**REQUIRED WORK:**
Below is a block of records. Copy every line in it that contains the word "Monthly".

______________________________

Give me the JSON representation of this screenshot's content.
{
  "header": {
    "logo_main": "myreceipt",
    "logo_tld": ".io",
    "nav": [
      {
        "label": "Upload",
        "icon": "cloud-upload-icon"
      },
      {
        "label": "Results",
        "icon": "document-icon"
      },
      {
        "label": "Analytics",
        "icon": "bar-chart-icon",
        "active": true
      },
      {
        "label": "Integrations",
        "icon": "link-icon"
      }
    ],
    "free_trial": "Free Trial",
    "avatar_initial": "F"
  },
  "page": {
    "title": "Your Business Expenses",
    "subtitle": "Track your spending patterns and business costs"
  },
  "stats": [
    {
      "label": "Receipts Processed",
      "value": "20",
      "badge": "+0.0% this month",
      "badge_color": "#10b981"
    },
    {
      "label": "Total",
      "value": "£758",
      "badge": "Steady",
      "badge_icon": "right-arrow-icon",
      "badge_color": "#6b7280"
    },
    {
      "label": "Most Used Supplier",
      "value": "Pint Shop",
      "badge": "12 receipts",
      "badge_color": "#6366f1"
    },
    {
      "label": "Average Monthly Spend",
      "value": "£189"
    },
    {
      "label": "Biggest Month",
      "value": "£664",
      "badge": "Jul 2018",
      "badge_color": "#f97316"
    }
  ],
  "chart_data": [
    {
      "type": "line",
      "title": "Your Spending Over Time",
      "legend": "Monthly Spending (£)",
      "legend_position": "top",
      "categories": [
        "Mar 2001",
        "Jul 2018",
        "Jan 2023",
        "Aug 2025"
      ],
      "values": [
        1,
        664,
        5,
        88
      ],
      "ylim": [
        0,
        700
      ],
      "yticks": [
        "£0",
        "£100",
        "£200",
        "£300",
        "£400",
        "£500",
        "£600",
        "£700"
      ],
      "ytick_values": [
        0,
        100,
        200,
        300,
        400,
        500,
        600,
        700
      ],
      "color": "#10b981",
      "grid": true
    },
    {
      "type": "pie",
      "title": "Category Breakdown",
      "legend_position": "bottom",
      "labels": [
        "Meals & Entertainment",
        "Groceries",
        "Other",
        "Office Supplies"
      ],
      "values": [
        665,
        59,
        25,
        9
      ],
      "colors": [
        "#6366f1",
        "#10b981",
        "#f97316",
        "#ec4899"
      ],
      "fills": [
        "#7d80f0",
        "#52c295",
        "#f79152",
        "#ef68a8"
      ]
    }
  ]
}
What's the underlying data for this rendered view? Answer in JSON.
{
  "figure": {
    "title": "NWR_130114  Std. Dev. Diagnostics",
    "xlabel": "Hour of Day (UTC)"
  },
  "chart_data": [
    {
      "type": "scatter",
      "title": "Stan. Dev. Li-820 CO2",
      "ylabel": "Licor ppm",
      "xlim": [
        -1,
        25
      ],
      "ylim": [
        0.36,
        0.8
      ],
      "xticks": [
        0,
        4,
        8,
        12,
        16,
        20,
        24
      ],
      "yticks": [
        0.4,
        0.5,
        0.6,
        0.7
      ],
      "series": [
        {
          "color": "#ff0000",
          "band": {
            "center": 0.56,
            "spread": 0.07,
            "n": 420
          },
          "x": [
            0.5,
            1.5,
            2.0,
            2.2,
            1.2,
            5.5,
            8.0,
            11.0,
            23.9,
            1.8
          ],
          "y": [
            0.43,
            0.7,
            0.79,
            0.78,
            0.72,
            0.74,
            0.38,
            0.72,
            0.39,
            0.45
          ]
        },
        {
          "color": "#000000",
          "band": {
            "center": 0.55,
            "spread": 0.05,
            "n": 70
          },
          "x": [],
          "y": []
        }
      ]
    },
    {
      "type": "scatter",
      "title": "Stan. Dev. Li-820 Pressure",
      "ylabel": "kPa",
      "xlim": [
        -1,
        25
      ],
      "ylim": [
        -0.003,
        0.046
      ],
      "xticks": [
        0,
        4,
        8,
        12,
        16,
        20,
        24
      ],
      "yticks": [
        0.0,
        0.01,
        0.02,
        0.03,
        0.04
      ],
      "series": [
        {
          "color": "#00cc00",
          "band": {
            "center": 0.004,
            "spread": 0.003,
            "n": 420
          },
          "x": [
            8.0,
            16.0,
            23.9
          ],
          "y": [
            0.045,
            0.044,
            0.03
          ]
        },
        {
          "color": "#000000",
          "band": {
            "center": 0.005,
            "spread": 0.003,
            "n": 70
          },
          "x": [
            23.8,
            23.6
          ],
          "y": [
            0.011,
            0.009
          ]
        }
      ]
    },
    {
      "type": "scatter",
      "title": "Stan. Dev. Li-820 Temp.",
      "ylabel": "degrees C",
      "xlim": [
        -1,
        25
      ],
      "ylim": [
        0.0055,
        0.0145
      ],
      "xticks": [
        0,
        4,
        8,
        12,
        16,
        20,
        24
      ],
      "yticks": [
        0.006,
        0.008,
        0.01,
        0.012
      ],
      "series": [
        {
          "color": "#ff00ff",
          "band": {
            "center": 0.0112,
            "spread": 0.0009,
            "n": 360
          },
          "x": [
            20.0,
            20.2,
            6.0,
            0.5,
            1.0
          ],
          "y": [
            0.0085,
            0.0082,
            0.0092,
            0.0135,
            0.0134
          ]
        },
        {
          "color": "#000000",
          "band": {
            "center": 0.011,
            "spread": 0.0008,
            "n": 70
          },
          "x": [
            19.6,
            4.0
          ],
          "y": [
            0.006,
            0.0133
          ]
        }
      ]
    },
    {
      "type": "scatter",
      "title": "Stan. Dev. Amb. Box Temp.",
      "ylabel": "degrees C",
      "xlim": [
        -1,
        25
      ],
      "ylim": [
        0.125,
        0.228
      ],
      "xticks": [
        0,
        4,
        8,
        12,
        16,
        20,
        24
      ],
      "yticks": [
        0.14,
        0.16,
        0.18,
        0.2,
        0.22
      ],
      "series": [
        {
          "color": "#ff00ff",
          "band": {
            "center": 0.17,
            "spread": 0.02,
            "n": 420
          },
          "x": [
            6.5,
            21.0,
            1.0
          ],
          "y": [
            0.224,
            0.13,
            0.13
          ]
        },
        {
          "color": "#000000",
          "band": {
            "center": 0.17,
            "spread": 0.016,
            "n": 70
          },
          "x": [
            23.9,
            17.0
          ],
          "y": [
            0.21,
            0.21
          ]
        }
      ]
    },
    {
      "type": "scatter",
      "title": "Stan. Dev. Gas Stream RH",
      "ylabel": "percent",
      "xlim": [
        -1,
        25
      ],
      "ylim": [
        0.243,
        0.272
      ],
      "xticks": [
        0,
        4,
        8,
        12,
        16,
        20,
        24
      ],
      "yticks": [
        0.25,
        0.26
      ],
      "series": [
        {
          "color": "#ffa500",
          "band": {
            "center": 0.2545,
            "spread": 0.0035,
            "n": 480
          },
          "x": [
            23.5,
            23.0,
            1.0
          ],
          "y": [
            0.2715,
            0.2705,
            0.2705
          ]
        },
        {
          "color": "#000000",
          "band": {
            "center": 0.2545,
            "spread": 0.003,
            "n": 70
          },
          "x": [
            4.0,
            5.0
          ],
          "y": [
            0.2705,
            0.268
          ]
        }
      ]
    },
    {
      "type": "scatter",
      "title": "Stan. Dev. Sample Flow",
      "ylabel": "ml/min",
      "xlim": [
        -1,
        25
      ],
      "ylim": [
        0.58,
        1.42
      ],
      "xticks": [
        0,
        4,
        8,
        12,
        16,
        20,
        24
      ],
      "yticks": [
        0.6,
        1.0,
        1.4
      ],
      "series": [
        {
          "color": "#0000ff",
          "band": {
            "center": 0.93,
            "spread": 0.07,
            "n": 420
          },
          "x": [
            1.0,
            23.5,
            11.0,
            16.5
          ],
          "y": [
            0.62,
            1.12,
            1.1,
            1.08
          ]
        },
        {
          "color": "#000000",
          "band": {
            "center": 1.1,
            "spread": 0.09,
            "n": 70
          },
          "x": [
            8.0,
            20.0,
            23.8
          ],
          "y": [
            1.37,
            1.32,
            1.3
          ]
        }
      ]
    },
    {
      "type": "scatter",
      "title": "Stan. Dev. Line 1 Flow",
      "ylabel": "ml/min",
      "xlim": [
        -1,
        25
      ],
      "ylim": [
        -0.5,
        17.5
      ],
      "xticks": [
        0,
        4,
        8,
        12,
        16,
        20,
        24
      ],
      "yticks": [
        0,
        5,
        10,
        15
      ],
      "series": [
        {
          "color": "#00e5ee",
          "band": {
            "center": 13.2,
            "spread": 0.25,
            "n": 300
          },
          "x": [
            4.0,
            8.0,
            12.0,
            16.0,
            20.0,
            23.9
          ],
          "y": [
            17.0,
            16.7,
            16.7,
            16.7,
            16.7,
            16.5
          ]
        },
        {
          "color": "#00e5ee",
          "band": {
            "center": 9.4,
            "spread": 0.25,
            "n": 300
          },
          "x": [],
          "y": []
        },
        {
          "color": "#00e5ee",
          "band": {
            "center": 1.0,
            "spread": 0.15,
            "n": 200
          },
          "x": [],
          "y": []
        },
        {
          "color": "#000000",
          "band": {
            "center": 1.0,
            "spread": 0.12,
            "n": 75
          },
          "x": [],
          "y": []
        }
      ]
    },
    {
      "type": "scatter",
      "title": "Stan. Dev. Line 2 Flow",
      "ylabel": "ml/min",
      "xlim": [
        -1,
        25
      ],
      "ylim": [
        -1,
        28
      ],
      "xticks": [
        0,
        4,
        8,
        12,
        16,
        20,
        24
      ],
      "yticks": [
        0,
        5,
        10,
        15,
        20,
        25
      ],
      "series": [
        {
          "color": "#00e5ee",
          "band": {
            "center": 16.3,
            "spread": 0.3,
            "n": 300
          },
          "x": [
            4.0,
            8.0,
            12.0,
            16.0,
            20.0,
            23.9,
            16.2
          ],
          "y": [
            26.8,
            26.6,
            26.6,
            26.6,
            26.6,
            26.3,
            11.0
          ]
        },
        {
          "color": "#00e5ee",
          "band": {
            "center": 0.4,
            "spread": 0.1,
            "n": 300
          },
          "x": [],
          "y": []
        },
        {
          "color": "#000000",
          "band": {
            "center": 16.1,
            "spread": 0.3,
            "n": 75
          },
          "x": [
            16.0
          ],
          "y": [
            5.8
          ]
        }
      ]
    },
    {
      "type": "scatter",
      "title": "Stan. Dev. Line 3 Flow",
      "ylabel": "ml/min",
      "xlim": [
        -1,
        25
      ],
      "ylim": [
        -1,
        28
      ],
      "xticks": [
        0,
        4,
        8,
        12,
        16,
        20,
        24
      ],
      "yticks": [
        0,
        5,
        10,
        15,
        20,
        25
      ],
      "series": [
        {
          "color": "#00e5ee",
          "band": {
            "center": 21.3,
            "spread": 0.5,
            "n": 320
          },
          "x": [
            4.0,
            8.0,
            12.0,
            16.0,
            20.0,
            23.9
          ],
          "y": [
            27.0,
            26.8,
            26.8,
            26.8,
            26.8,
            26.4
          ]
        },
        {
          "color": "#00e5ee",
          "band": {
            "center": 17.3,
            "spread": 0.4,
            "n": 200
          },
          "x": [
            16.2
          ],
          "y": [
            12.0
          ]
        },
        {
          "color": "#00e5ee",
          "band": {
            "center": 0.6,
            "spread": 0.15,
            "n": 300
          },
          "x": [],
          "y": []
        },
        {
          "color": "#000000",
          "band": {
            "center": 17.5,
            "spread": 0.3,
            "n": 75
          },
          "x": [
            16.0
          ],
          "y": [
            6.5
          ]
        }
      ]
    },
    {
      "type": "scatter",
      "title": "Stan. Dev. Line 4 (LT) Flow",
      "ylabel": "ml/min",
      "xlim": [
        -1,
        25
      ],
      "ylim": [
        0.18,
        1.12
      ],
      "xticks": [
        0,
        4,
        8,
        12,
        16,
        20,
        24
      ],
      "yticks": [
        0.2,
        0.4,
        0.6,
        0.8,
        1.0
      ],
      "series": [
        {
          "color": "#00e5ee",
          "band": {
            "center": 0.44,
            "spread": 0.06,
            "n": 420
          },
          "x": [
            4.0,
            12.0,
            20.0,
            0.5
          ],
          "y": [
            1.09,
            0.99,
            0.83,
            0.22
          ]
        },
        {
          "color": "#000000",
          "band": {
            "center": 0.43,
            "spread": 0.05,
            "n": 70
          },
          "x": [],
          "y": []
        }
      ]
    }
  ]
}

______________________________

**WRITTEN ANSWER:**
      "label": "Average Monthly Spend",
      "legend": "Monthly Spending (£)",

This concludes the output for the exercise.